Dataset records:
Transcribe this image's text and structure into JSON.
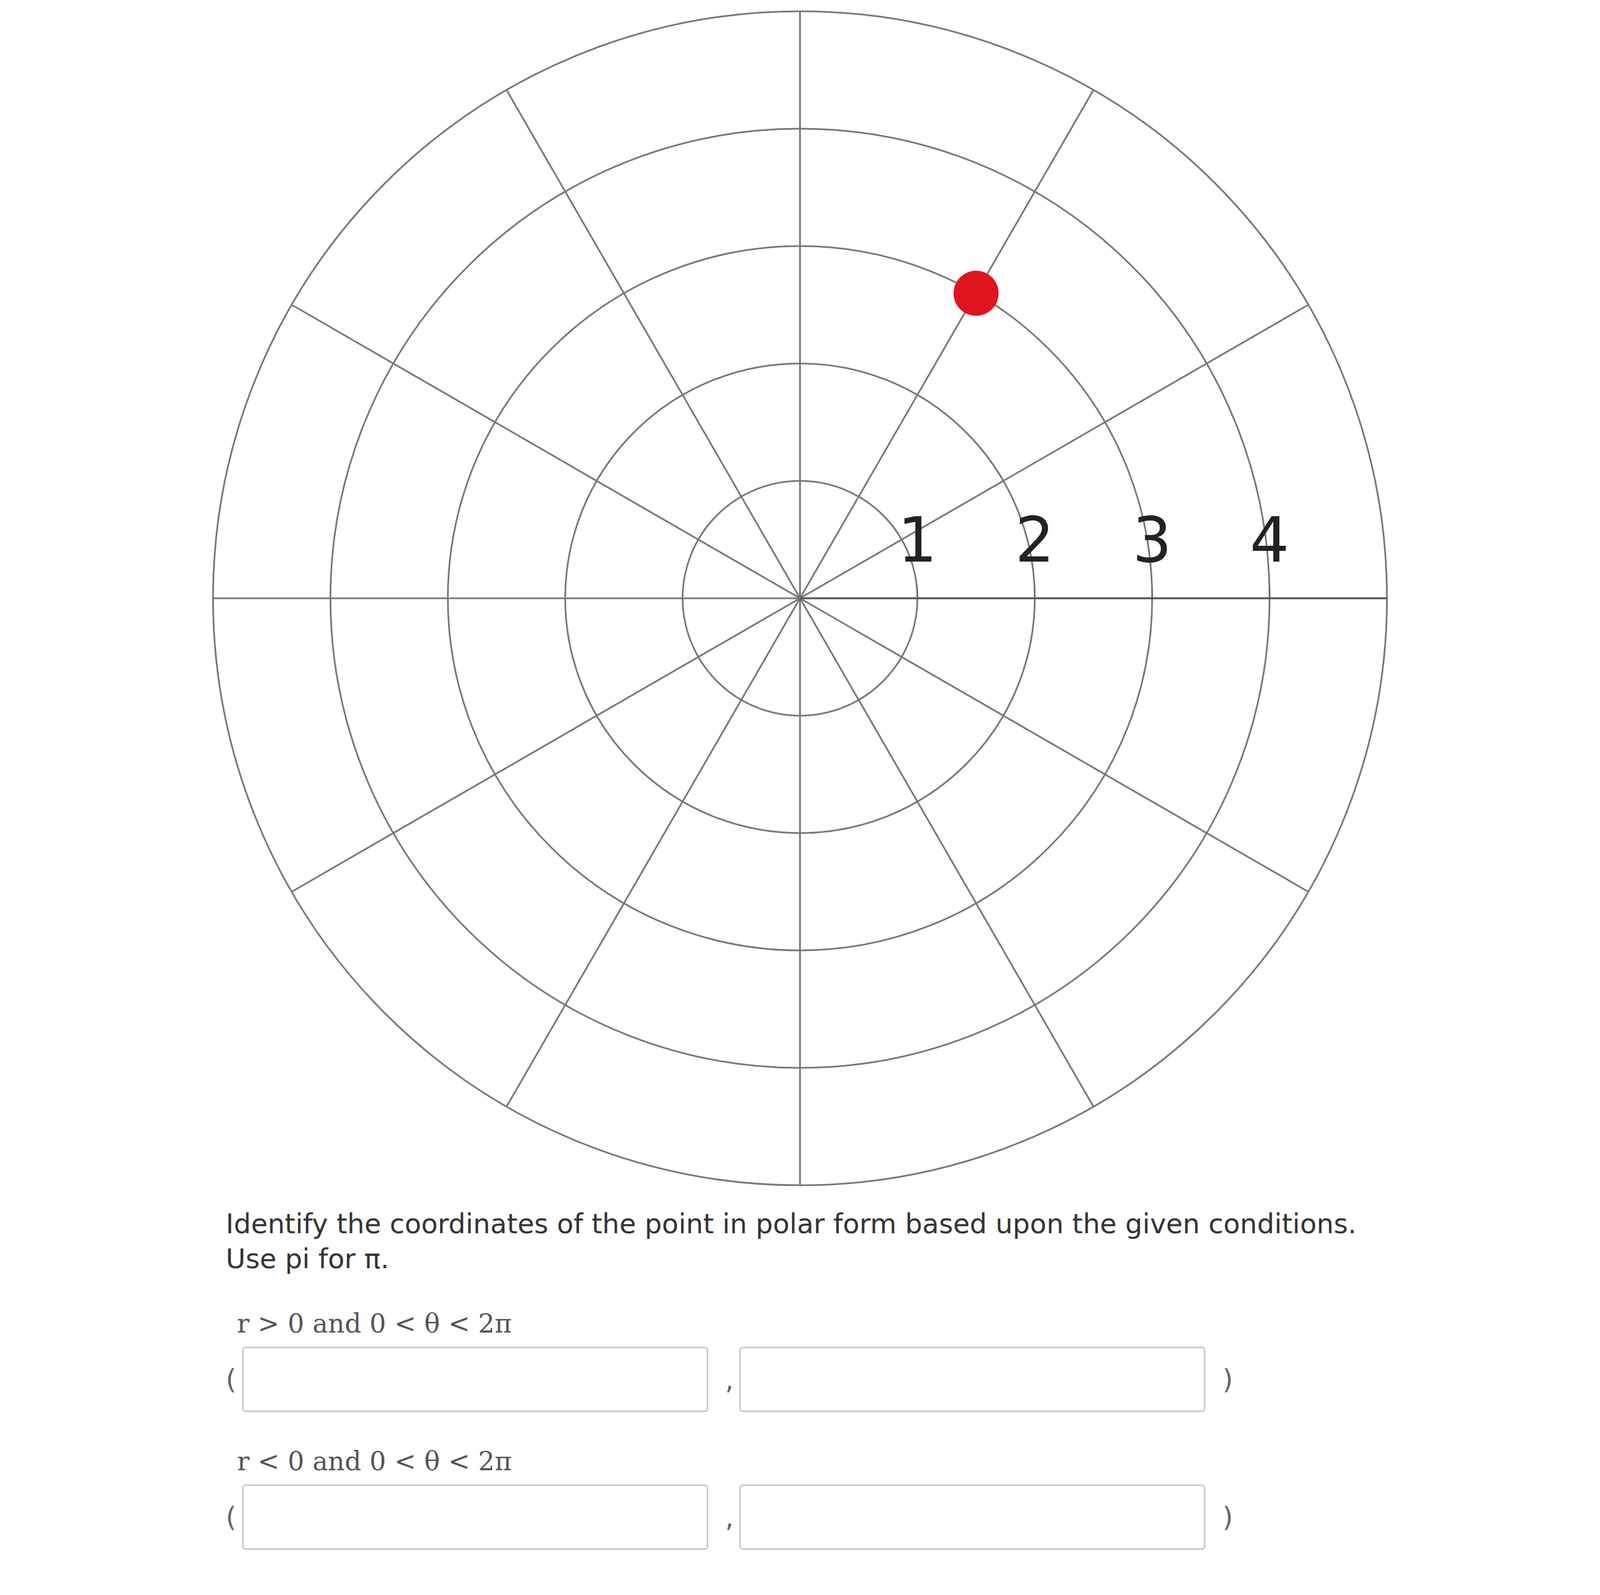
{
  "chart_data": {
    "type": "polar",
    "r": [
      3
    ],
    "theta": [
      60
    ],
    "color": "#e0141e",
    "marker": "circle",
    "rlim": [
      0,
      5
    ],
    "rticks": [
      1,
      2,
      3,
      4
    ],
    "thetaticks": [
      0,
      30,
      60,
      90,
      120,
      150,
      180,
      210,
      240,
      270,
      300,
      330
    ],
    "grid": true
  },
  "form": {
    "instructions": [
      "Identify the coordinates of the point in polar form based upon the given conditions.",
      "Use pi for π."
    ],
    "open": "(",
    "separator": ",",
    "close": ")",
    "conditions": [
      "r > 0 and 0 < θ < 2π",
      "r < 0 and 0 < θ < 2π"
    ]
  }
}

Exercise instructions: Copy every record character for character. Skip the pictures.

The output:
Transcribe this image's text and structure into JSON.
{
  "chart_data": {
    "type": "polar",
    "r": [
      3
    ],
    "theta": [
      60
    ],
    "color": "#e0141e",
    "marker": "circle",
    "rlim": [
      0,
      5
    ],
    "rticks": [
      1,
      2,
      3,
      4
    ],
    "thetaticks": [
      0,
      30,
      60,
      90,
      120,
      150,
      180,
      210,
      240,
      270,
      300,
      330
    ],
    "grid": true
  },
  "form": {
    "instructions": [
      "Identify the coordinates of the point in polar form based upon the given conditions.",
      "Use pi for π."
    ],
    "open": "(",
    "separator": ",",
    "close": ")",
    "conditions": [
      "r > 0 and 0 < θ < 2π",
      "r < 0 and 0 < θ < 2π"
    ]
  }
}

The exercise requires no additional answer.